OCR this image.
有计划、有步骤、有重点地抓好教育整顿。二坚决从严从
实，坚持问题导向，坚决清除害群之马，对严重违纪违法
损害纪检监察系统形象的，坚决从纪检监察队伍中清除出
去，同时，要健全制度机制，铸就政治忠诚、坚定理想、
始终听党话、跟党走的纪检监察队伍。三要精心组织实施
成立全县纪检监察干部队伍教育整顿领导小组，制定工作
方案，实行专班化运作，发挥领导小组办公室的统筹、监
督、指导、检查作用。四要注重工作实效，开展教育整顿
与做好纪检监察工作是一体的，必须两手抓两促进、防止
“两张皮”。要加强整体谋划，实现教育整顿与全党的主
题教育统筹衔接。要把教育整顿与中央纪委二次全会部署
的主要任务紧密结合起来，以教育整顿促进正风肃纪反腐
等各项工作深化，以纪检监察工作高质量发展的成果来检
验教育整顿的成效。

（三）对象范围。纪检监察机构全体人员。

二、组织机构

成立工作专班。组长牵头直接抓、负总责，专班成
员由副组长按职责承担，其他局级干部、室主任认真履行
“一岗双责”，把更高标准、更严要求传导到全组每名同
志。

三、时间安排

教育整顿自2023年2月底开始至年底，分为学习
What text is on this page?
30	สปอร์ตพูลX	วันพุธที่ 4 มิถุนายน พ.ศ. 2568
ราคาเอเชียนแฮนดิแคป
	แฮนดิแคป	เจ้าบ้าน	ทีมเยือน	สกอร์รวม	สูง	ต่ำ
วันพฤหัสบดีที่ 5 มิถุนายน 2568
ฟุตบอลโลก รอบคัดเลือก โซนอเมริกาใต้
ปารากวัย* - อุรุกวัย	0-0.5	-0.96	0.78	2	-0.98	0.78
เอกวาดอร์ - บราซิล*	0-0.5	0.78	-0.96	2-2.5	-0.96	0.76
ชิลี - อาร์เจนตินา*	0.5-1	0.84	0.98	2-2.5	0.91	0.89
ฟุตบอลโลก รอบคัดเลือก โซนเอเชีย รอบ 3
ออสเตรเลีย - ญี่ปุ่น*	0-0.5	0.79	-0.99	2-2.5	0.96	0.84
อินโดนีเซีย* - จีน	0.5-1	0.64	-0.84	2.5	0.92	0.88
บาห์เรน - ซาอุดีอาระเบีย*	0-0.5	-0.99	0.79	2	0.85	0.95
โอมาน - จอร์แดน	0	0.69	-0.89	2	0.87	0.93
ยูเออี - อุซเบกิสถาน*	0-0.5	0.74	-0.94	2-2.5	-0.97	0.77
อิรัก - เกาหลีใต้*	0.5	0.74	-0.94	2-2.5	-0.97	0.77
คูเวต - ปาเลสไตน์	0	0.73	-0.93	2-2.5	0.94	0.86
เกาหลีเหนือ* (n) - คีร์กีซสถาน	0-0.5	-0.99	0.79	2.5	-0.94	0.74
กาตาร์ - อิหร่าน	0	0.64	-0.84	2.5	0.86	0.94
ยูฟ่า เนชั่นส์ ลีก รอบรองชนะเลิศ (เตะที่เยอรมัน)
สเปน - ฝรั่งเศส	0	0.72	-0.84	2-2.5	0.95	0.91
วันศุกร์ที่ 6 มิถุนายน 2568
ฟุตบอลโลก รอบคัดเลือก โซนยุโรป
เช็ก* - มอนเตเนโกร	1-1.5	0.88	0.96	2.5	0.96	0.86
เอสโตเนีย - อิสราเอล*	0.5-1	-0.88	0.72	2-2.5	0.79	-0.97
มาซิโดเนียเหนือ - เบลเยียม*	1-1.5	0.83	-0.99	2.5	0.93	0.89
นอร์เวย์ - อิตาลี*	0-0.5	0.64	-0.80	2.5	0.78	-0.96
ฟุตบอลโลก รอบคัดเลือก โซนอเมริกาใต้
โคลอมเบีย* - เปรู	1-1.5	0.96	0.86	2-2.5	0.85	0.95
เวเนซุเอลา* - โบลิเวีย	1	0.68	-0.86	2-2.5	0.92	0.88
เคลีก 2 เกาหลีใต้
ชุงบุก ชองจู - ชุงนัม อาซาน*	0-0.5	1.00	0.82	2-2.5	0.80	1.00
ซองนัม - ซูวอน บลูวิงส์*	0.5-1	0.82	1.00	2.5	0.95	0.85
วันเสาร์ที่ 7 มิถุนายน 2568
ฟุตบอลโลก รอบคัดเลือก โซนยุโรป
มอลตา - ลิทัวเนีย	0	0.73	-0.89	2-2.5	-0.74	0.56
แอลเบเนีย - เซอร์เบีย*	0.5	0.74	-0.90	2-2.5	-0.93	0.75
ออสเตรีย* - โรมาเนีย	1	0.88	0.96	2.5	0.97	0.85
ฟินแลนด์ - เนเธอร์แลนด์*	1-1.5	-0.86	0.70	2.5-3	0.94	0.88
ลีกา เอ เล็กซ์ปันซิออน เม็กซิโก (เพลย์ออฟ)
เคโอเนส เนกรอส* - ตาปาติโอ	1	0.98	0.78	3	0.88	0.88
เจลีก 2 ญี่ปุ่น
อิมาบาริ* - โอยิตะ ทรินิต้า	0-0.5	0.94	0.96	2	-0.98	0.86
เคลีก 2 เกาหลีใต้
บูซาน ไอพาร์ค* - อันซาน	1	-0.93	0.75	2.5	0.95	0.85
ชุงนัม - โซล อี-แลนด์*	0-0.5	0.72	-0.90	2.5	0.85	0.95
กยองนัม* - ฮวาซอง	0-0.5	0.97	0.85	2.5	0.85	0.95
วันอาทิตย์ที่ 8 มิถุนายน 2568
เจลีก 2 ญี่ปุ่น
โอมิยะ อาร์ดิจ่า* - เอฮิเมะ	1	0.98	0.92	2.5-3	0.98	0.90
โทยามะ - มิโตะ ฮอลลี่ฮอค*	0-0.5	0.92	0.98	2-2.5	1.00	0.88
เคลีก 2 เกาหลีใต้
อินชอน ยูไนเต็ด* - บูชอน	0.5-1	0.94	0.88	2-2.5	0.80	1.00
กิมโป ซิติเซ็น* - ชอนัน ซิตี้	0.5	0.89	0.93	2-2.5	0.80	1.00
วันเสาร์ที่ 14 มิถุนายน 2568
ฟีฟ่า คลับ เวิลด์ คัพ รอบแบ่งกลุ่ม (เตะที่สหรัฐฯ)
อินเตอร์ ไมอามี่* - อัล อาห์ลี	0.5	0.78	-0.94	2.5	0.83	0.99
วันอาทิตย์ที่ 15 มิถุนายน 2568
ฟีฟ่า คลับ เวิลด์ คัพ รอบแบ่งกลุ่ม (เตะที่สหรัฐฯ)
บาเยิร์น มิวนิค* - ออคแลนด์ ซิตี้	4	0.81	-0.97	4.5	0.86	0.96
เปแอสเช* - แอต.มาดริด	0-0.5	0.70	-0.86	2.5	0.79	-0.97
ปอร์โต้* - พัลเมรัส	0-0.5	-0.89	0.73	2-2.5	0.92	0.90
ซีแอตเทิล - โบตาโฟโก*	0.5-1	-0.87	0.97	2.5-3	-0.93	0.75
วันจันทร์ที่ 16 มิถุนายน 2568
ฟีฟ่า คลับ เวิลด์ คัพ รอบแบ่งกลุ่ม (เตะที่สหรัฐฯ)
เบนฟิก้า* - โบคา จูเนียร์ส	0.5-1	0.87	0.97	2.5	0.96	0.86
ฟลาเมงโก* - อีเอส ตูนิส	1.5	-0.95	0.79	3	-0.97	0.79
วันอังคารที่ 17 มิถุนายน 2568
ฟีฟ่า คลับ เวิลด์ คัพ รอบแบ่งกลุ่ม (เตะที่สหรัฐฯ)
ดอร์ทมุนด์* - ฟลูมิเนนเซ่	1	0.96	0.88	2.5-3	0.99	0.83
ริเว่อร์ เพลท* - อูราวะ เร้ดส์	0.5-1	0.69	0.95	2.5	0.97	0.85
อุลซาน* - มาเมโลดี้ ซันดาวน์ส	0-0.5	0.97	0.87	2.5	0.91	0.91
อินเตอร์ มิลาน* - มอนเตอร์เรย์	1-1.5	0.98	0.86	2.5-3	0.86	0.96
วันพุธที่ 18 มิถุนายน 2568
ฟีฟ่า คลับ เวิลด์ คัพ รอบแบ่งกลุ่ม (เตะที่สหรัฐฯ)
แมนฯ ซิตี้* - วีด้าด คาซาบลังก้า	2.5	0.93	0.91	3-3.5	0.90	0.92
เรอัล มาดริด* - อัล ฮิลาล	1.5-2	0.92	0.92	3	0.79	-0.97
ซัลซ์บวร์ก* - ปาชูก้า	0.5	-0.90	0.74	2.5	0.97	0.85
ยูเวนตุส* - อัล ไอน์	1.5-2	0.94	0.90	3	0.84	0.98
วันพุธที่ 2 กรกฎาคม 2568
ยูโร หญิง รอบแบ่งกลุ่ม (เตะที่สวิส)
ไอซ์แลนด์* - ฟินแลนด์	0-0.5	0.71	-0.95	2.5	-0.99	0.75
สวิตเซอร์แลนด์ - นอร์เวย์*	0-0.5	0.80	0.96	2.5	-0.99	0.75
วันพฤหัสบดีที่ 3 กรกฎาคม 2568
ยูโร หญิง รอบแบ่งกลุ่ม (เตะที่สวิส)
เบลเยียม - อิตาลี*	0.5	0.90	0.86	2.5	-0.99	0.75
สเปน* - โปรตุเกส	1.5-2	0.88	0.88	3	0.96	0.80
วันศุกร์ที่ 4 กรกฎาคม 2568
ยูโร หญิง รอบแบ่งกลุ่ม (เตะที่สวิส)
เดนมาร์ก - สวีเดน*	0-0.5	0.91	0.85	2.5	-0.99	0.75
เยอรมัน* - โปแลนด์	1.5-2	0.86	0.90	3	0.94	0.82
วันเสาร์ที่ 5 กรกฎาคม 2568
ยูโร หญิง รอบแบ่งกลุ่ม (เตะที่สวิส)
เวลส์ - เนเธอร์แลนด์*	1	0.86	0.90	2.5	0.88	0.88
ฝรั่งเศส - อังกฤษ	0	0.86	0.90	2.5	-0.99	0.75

--------------------

| Given instruction |
Which lines contain "นเสาร"? Show each of them.

| Answer |
วันเสาร์ที่ 7 มิถุนายน 2568
วันเสาร์ที่ 14 มิถุนายน 2568
วันเสาร์ที่ 5 กรกฎาคม 2568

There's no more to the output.